What you are asked to do:
Search the entries for the word "Anteile" and pull out each line that has it.

Listed records:
▼
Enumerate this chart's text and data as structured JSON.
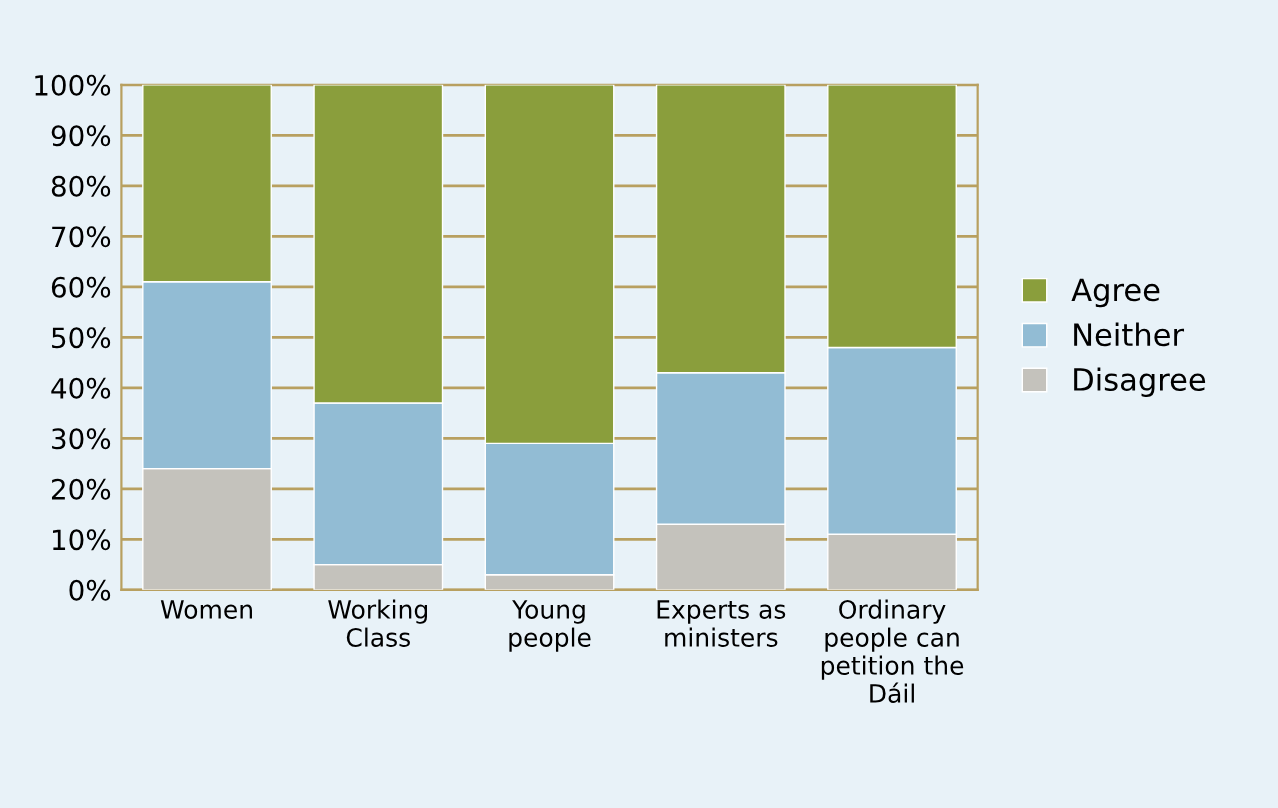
{
  "chart_data": {
    "type": "bar",
    "stacked": true,
    "categories": [
      "Women",
      "Working\nClass",
      "Young\npeople",
      "Experts as\nministers",
      "Ordinary\npeople can\npetition the\nDáil"
    ],
    "series": [
      {
        "name": "Disagree",
        "color": "#c4c2bc",
        "values": [
          24,
          5,
          3,
          13,
          11
        ]
      },
      {
        "name": "Neither",
        "color": "#92bcd4",
        "values": [
          37,
          32,
          26,
          30,
          37
        ]
      },
      {
        "name": "Agree",
        "color": "#8a9e3c",
        "values": [
          39,
          63,
          71,
          57,
          52
        ]
      }
    ],
    "ylim": [
      0,
      100
    ],
    "yticks": [
      {
        "value": 0,
        "label": "0%"
      },
      {
        "value": 10,
        "label": "10%"
      },
      {
        "value": 20,
        "label": "20%"
      },
      {
        "value": 30,
        "label": "30%"
      },
      {
        "value": 40,
        "label": "40%"
      },
      {
        "value": 50,
        "label": "50%"
      },
      {
        "value": 60,
        "label": "60%"
      },
      {
        "value": 70,
        "label": "70%"
      },
      {
        "value": 80,
        "label": "80%"
      },
      {
        "value": 90,
        "label": "90%"
      },
      {
        "value": 100,
        "label": "100%"
      }
    ],
    "grid": "y",
    "legend": "right"
  }
}
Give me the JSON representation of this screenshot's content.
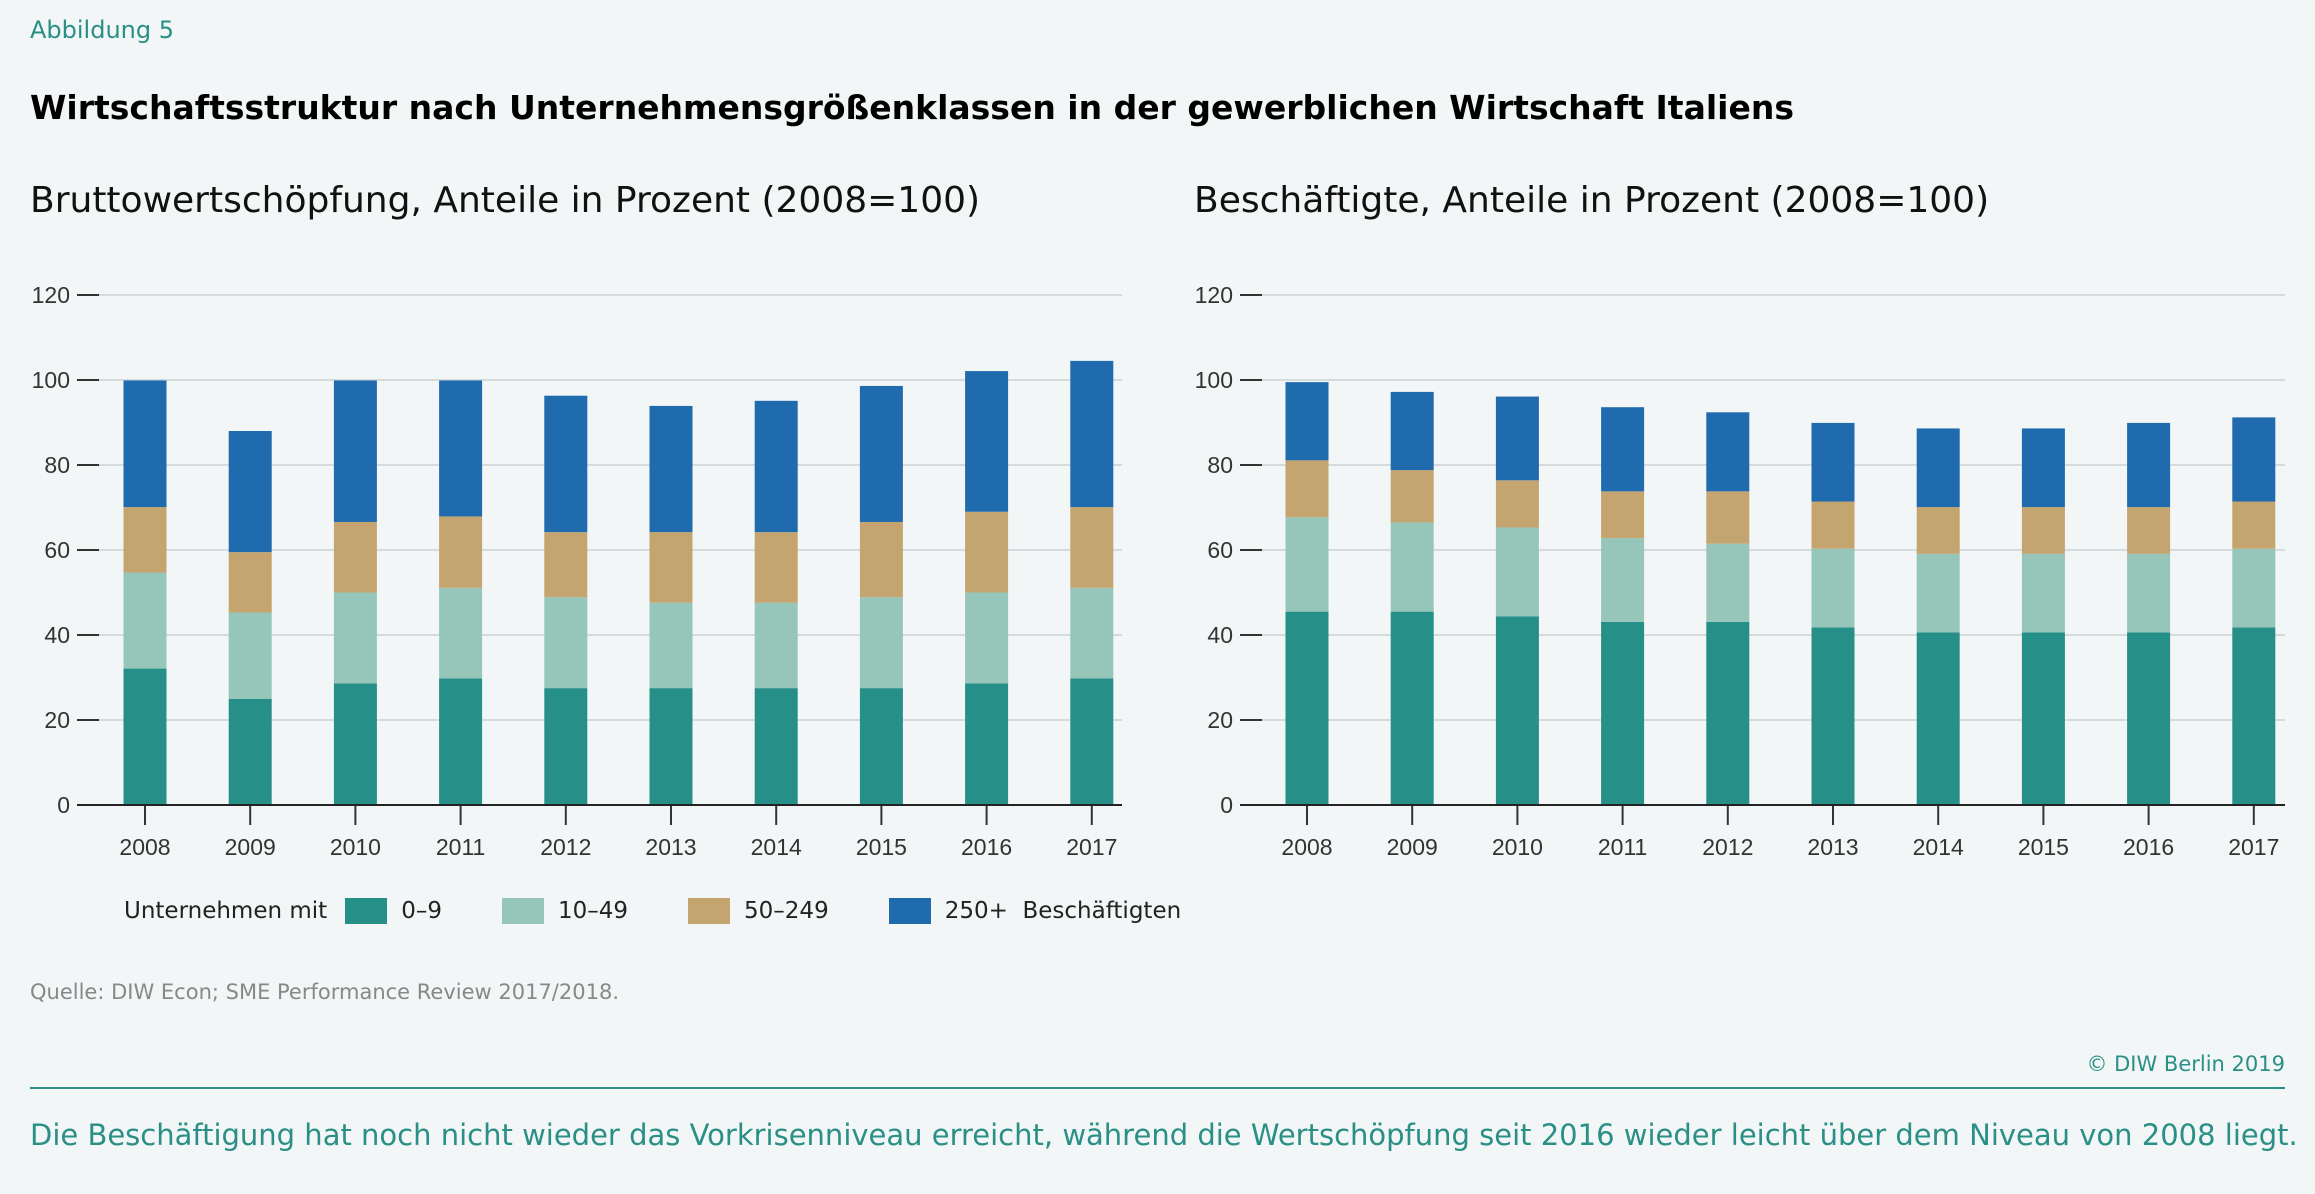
{
  "figure_label": "Abbildung 5",
  "title": "Wirtschaftsstruktur nach Unternehmensgrößenklassen in der gewerblichen Wirtschaft Italiens",
  "legend": {
    "prefix": "Unternehmen mit",
    "items": [
      "0–9",
      "10–49",
      "50–249",
      "250+  Beschäftigten"
    ]
  },
  "colors": {
    "0-9": "#268f87",
    "10-49": "#96c6ba",
    "50-249": "#c4a46f",
    "250+": "#206aae"
  },
  "source": "Quelle: DIW Econ; SME Performance Review 2017/2018.",
  "copyright": "© DIW Berlin 2019",
  "caption": "Die Beschäftigung hat noch nicht wieder das Vorkrisenniveau erreicht, während die Wertschöpfung seit 2016 wieder leicht über dem Niveau von 2008 liegt.",
  "chart_data": [
    {
      "type": "bar",
      "stacked": true,
      "title": "Bruttowertschöpfung, Anteile in Prozent (2008=100)",
      "categories": [
        "2008",
        "2009",
        "2010",
        "2011",
        "2012",
        "2013",
        "2014",
        "2015",
        "2016",
        "2017"
      ],
      "ylim": [
        0,
        120
      ],
      "yticks": [
        0,
        20,
        40,
        60,
        80,
        100,
        120
      ],
      "grid": true,
      "legend": "bottom",
      "series": [
        {
          "name": "0–9",
          "color": "#268f87",
          "values": [
            32.1,
            25.0,
            28.6,
            29.8,
            27.5,
            27.5,
            27.5,
            27.5,
            28.6,
            29.8
          ]
        },
        {
          "name": "10–49",
          "color": "#96c6ba",
          "values": [
            22.6,
            20.3,
            21.4,
            21.3,
            21.4,
            20.1,
            20.1,
            21.4,
            21.4,
            21.3
          ]
        },
        {
          "name": "50–249",
          "color": "#c4a46f",
          "values": [
            15.4,
            14.2,
            16.6,
            16.8,
            15.3,
            16.6,
            16.6,
            17.7,
            19.0,
            19.0
          ]
        },
        {
          "name": "250+",
          "color": "#206aae",
          "values": [
            29.8,
            28.5,
            33.3,
            32.0,
            32.1,
            29.7,
            30.9,
            32.0,
            33.1,
            34.4
          ]
        }
      ]
    },
    {
      "type": "bar",
      "stacked": true,
      "title": "Beschäftigte, Anteile in Prozent (2008=100)",
      "categories": [
        "2008",
        "2009",
        "2010",
        "2011",
        "2012",
        "2013",
        "2014",
        "2015",
        "2016",
        "2017"
      ],
      "ylim": [
        0,
        120
      ],
      "yticks": [
        0,
        20,
        40,
        60,
        80,
        100,
        120
      ],
      "grid": true,
      "legend": "bottom",
      "series": [
        {
          "name": "0–9",
          "color": "#268f87",
          "values": [
            45.5,
            45.5,
            44.4,
            43.1,
            43.1,
            41.8,
            40.6,
            40.6,
            40.6,
            41.8
          ]
        },
        {
          "name": "10–49",
          "color": "#96c6ba",
          "values": [
            22.2,
            21.0,
            20.9,
            19.7,
            18.4,
            18.5,
            18.5,
            18.5,
            18.5,
            18.5
          ]
        },
        {
          "name": "50–249",
          "color": "#c4a46f",
          "values": [
            13.4,
            12.3,
            11.1,
            11.0,
            12.3,
            11.1,
            11.0,
            11.0,
            11.0,
            11.1
          ]
        },
        {
          "name": "250+",
          "color": "#206aae",
          "values": [
            18.4,
            18.4,
            19.7,
            19.8,
            18.6,
            18.5,
            18.5,
            18.5,
            19.8,
            19.8
          ]
        }
      ]
    }
  ]
}
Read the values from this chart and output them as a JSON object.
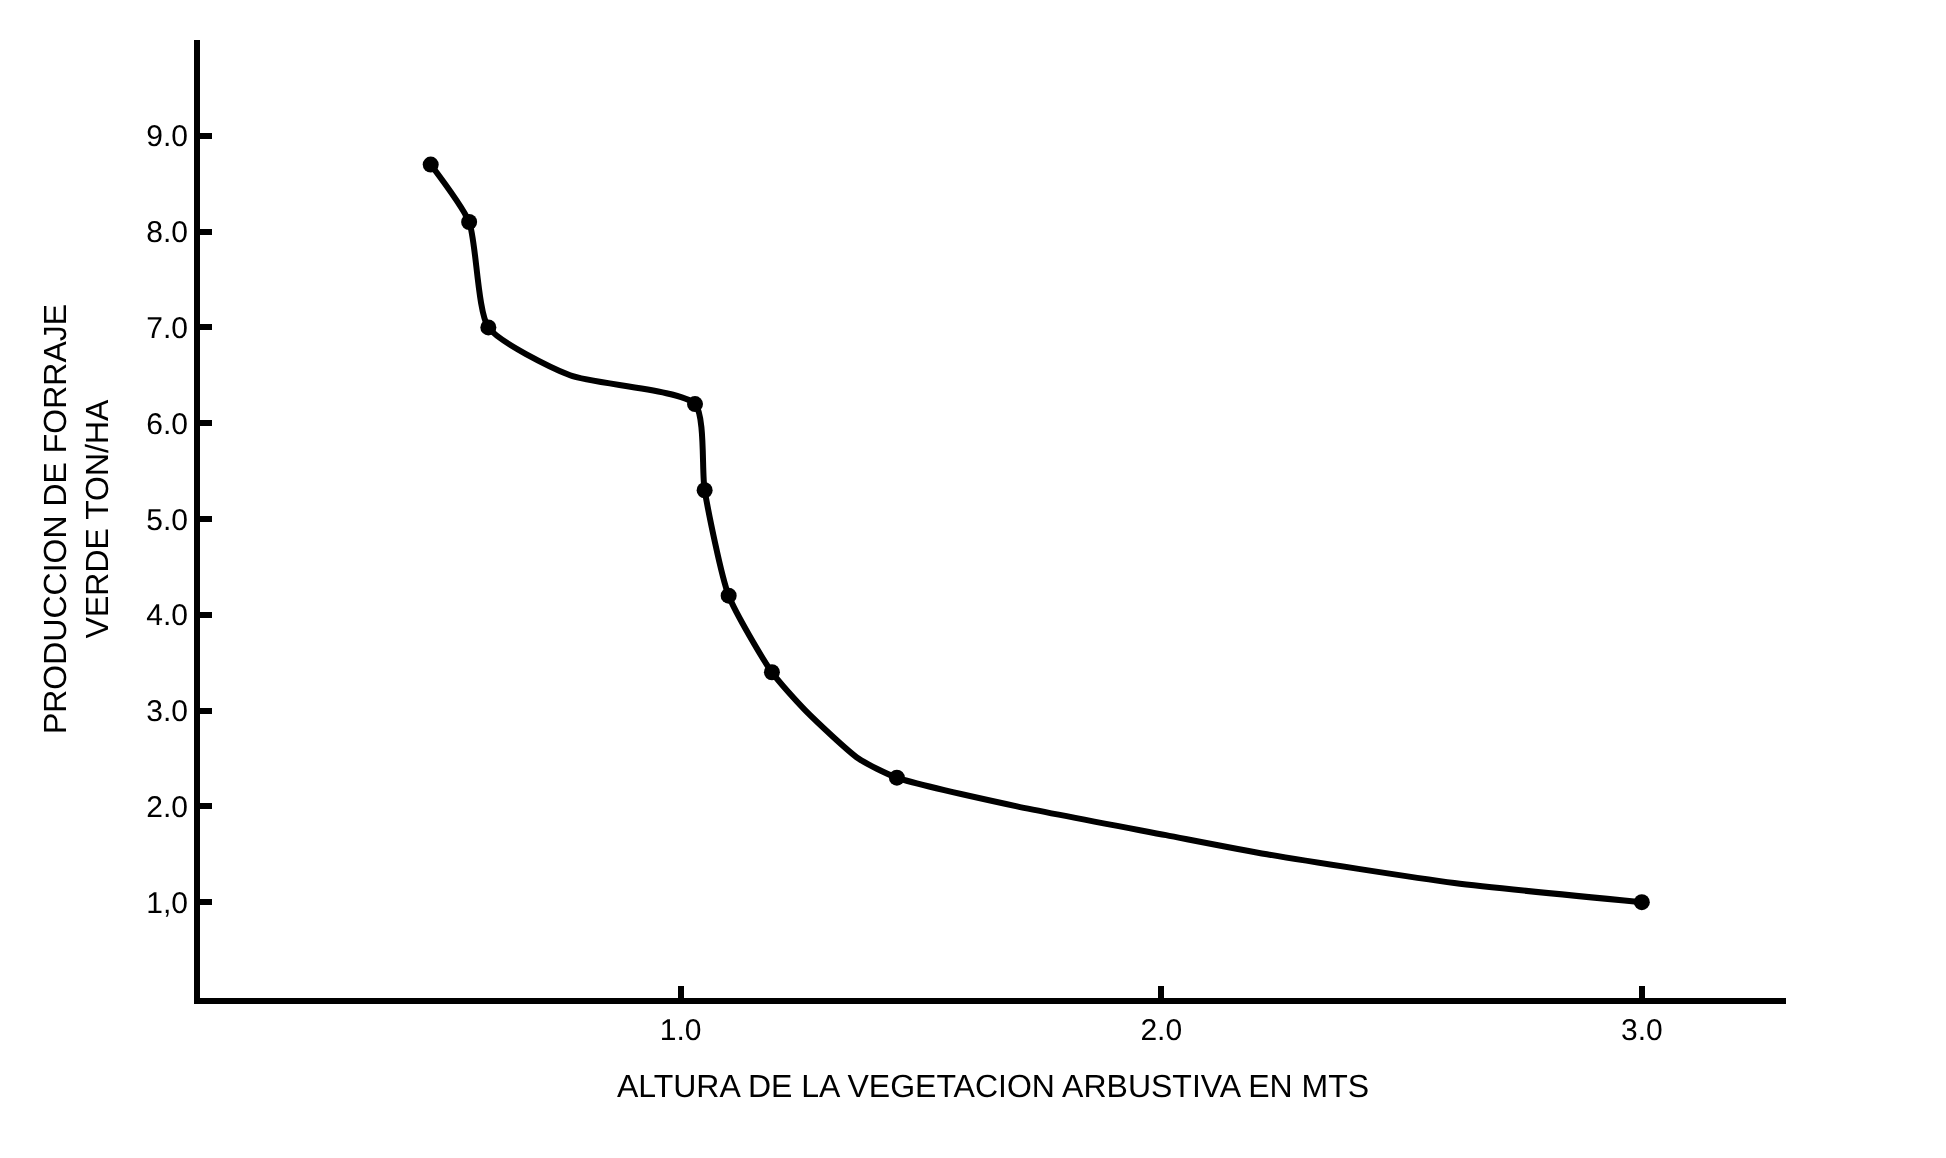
▲
Response to the task:
      "title": "Bruttowertschöpfung, Anteile in Prozent (2008=100)",
      "title": "Beschäftigte, Anteile in Prozent (2008=100)",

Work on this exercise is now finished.